What to work on:
- 1) In the car audio forum thread, why does Fyalinks favor a single central device that handles all amplification and processing? Answer in one to three sentences.
- 2) From the records, reproduce every line starting at the one containing "svg-text:YYrr: YYrr (287, 492, 311, 504)" and ending at the one containing "svg-text:yyrr: yyrr (370, 574, 392, 586)".

I have provisions for 16 speakers in stock locations in my cayenne and there are probably BMW and Mercedes models that can beat that. My setup is simple to yours except its a single 3 inch driver for the center and in the rear D pillars, if I upgrade those to G25s or G40s and and G10s to them that would be 19 right there. I'm sure I can find uses for the remaining 6 channels. Is it a small market? Yes, but so are buyers for Ferrari, Bugatti, Lamborghini as the like. I've been waiting for years for someone to build a product like this and would be one of the first to get it. Before reading this thread I was contemplating how to link two of the current market 8 channel DSPs to get 16 active channels that were probably get links to 2 JL Audio XD800/8v2s. 

For those who are saying there are two many channels or not enough power per channel, this product is obviously not for you and you shouldn't be making comments in this thread. I mean, more car manufacturers are starting to put more speakers into there larger or more premium vehicle because they realize in this new "Digital Age" people like to have everything everywhere, and they also want more of it. 

Anyway, enough rambling, I support this product just as is, $2k to $6k, Ok.
What's the average price for an 8 channel DSP? Around $500? This thing has 3 times the potential so call it $1500 for the processor section. JLs current 8 channel amp costs around $700 for an authorized dealer but offers up a little more power per channel so call that another $1500 minimum. So as far as price go, I don't think that anyone who is seriously wants this product would mind paying north of $3k for an all in one solution that clears up a ton of space and consolidates have a dozen amps and wiring components. 

THIS THING NEEDS TO GO INTO PRODUCTION SOON SO I CAN START TEARING MY CAR APART - just bought my 4 GB60s for my doors today. Come on Andy, make this thing happen already.


----------



## Victor_inox (Apr 27, 2012)

So put all eggs in one basket? One section goes out and you have few grand worth brick?

Sent from my SAMSUNG-SM-G925A using Tapatalk


----------



## rton20s (Feb 14, 2011)




----------



## Fyalinks (Mar 6, 2016)

Victor_inox said:


> So put all eggs in one basket? One section goes out and you have few grand worth brick?
> 
> Sent from my SAMSUNG-SM-G925A using Tapatalk


This is not like investing all of your money in one stock Sir. Having one central device that controls all amplification and processing allows a single source for troubleshooting. Going by your logic, you should have multiple head units/radios in your car just in case one crashes. But there is nothing wrong with that, that's why there are multiple colors, cars brands, and general variety; its because everyone likes difference things and has their own preferences, thus, there is no wrong way to eat a reese's, car audio is not different; one amp, multiple amp, who cares? As long as we have the ability to choose the one prefer and are able to achieve our desired sound with that preference. Me, I prefer to live a life of simplicity and I like my music gear to be the same way.


----------



## Elgrosso (Jun 15, 2013)

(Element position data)
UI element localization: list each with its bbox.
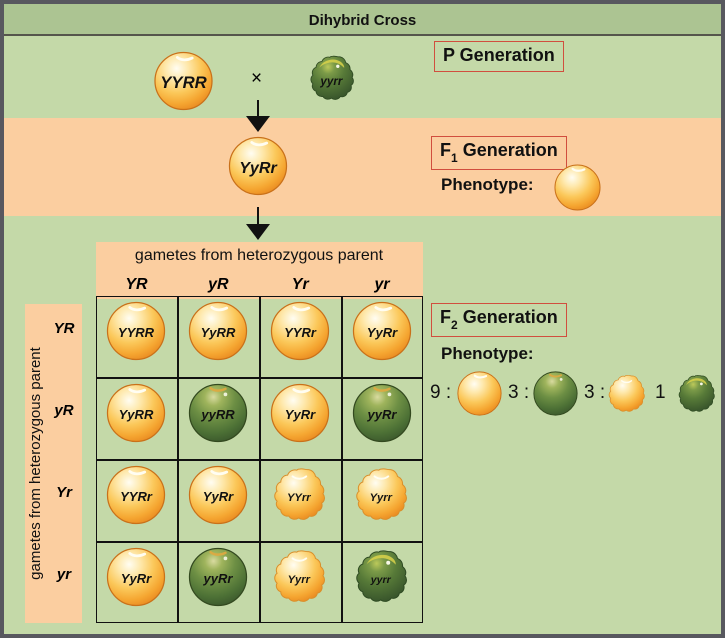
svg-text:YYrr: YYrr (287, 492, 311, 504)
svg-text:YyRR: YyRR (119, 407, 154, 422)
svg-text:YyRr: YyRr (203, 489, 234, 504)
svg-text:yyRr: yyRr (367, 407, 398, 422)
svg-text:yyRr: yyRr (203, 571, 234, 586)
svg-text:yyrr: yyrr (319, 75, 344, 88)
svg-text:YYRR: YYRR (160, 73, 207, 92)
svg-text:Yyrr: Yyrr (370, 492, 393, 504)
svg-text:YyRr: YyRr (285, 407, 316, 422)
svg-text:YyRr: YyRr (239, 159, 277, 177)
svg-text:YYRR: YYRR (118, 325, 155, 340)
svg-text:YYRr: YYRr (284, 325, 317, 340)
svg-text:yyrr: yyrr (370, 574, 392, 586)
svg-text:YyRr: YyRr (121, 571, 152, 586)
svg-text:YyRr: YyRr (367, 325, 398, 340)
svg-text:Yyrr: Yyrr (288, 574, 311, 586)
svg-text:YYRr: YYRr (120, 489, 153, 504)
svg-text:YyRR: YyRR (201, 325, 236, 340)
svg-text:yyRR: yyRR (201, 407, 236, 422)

--

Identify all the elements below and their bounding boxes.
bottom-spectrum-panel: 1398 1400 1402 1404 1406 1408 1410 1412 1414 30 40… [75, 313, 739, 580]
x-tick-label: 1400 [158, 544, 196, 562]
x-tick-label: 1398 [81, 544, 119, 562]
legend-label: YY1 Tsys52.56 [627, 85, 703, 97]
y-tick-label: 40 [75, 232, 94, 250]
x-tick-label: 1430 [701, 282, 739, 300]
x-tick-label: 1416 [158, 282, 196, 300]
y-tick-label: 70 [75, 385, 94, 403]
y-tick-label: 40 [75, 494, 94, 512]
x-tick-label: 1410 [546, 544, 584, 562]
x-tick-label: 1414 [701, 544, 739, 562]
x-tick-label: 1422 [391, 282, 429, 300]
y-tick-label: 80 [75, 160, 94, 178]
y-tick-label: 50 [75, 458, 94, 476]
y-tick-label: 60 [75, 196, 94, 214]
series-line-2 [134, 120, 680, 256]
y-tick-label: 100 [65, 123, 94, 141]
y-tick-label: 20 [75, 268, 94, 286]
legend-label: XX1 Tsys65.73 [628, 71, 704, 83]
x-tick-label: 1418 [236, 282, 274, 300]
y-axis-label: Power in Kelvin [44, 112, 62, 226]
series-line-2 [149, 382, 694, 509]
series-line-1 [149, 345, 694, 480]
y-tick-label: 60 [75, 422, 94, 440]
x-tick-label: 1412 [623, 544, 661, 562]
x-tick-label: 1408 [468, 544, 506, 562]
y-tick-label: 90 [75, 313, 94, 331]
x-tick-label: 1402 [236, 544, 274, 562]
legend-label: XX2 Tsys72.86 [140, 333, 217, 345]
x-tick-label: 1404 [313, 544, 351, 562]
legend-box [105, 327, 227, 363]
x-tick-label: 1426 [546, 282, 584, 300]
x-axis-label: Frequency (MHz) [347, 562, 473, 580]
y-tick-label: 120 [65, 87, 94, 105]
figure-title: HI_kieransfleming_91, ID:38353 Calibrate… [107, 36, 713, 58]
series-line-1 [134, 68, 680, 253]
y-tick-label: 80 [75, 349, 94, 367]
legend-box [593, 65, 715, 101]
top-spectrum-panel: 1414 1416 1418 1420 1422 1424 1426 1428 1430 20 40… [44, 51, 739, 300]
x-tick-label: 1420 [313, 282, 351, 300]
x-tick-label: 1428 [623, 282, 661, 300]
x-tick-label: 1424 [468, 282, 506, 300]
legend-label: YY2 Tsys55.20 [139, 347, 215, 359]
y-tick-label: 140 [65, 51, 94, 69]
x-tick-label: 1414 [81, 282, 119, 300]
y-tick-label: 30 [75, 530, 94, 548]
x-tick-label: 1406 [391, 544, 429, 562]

Results:
- 1) Fyalinks says one central device that controls all amplification and processing gives a single source for troubleshooting. Fyalinks also prefers a life of simplicity and wants music gear to be the same way.

- 2)
svg-text:YYrr: YYrr (287, 492, 311, 504)
svg-text:YyRR: YyRR (119, 407, 154, 422)
svg-text:YyRr: YyRr (203, 489, 234, 504)
svg-text:yyRr: yyRr (367, 407, 398, 422)
svg-text:yyRr: yyRr (203, 571, 234, 586)
svg-text:yyrr: yyrr (319, 75, 344, 88)
svg-text:YYRR: YYRR (160, 73, 207, 92)
svg-text:Yyrr: Yyrr (370, 492, 393, 504)
svg-text:YyRr: YyRr (285, 407, 316, 422)
svg-text:YyRr: YyRr (239, 159, 277, 177)
svg-text:YYRR: YYRR (118, 325, 155, 340)
svg-text:YYRr: YYRr (284, 325, 317, 340)
svg-text:yyrr: yyrr (370, 574, 392, 586)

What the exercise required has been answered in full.